Aim
Give every line from the entries that contains "label".

(Dataset items)

----

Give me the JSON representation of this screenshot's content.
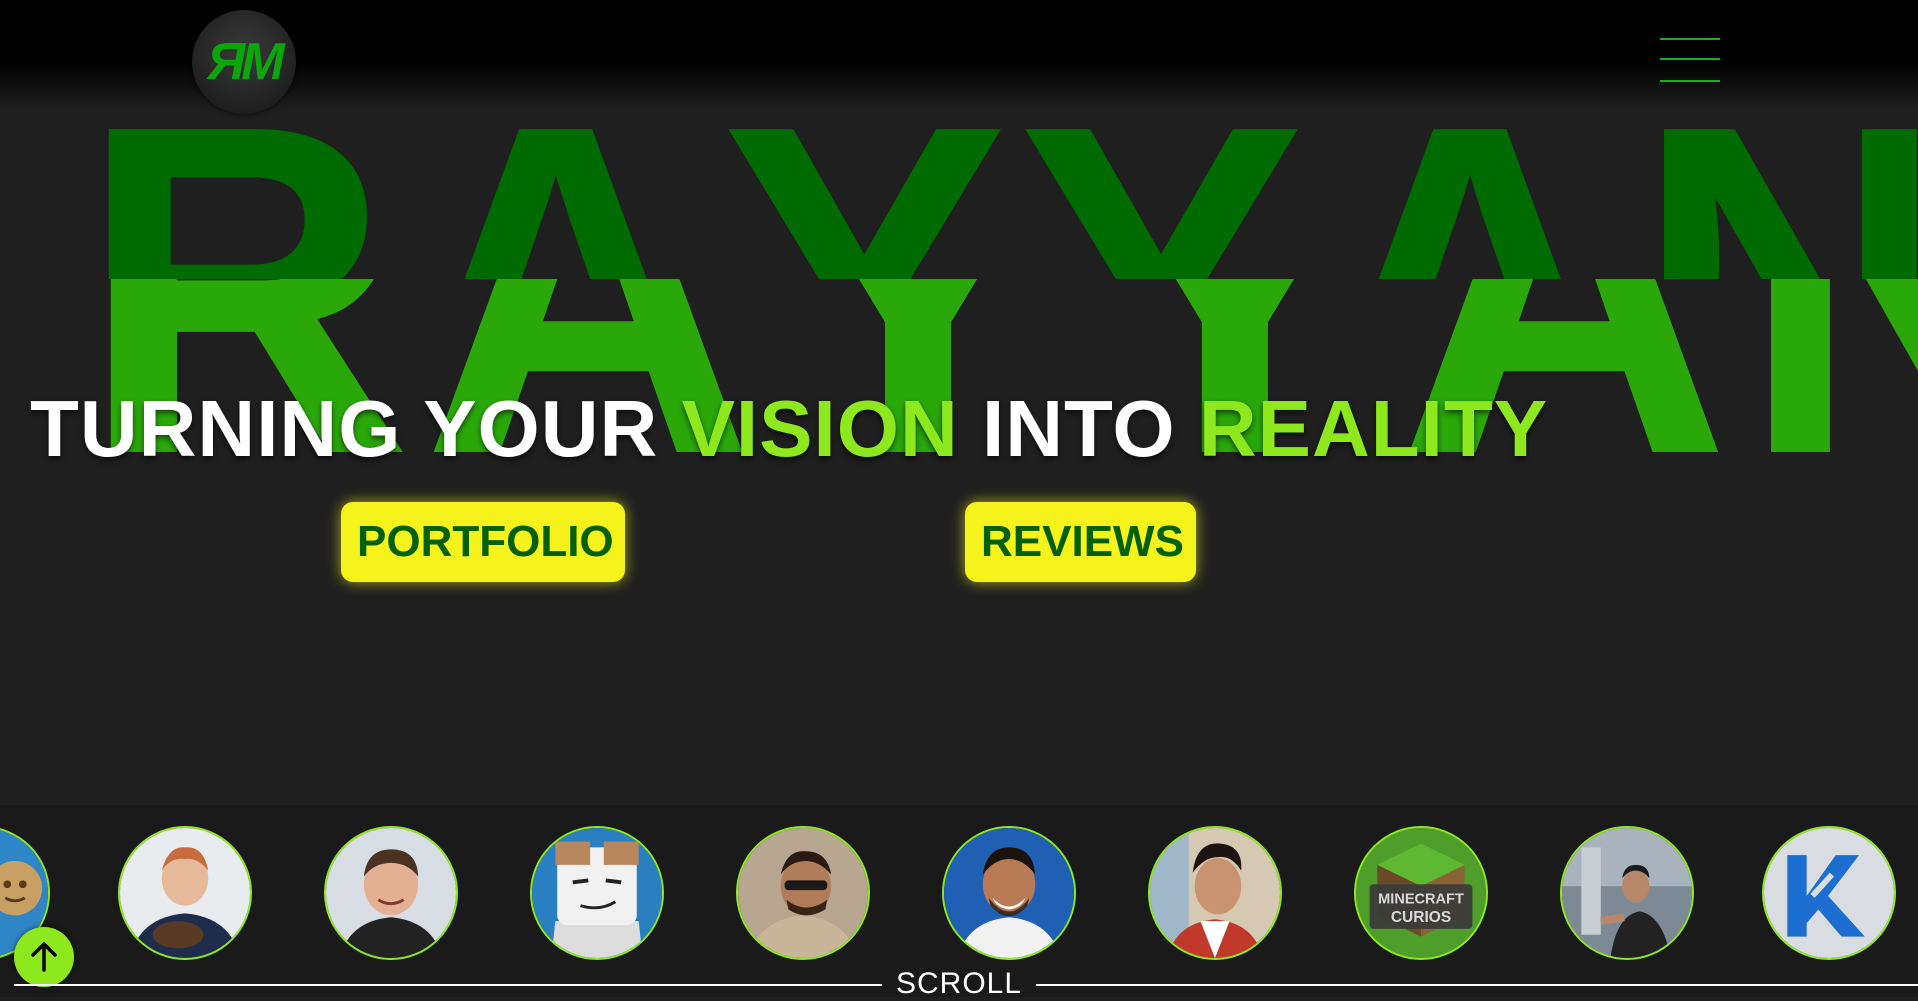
{
  "brand": {
    "logo_text": "ЯM"
  },
  "hero": {
    "background_word": "RAYYAN",
    "headline": {
      "part1": "TURNING YOUR ",
      "part2": "VISION",
      "part3": " INTO ",
      "part4": "REALITY"
    },
    "buttons": {
      "portfolio": "PORTFOLIO",
      "reviews": "REVIEWS"
    }
  },
  "clients": {
    "avatars": [
      {
        "icon": "client-avatar-1"
      },
      {
        "icon": "client-avatar-2"
      },
      {
        "icon": "client-avatar-3"
      },
      {
        "icon": "client-avatar-4"
      },
      {
        "icon": "client-avatar-5"
      },
      {
        "icon": "client-avatar-6"
      },
      {
        "icon": "client-avatar-7"
      },
      {
        "icon": "client-avatar-8",
        "label": "MINECRAFT CURIOS"
      },
      {
        "icon": "client-avatar-9"
      },
      {
        "icon": "client-avatar-10"
      }
    ]
  },
  "scroll": {
    "label": "SCROLL"
  },
  "colors": {
    "accent_green": "#8ee81e",
    "dark_green": "#006b00",
    "mid_green": "#2aa80a",
    "button_yellow": "#f5f21c",
    "button_text": "#036003",
    "background": "#1f1f1f"
  }
}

----

Output for this task
        "label": "MINECRAFT CURIOS"
    "label": "SCROLL"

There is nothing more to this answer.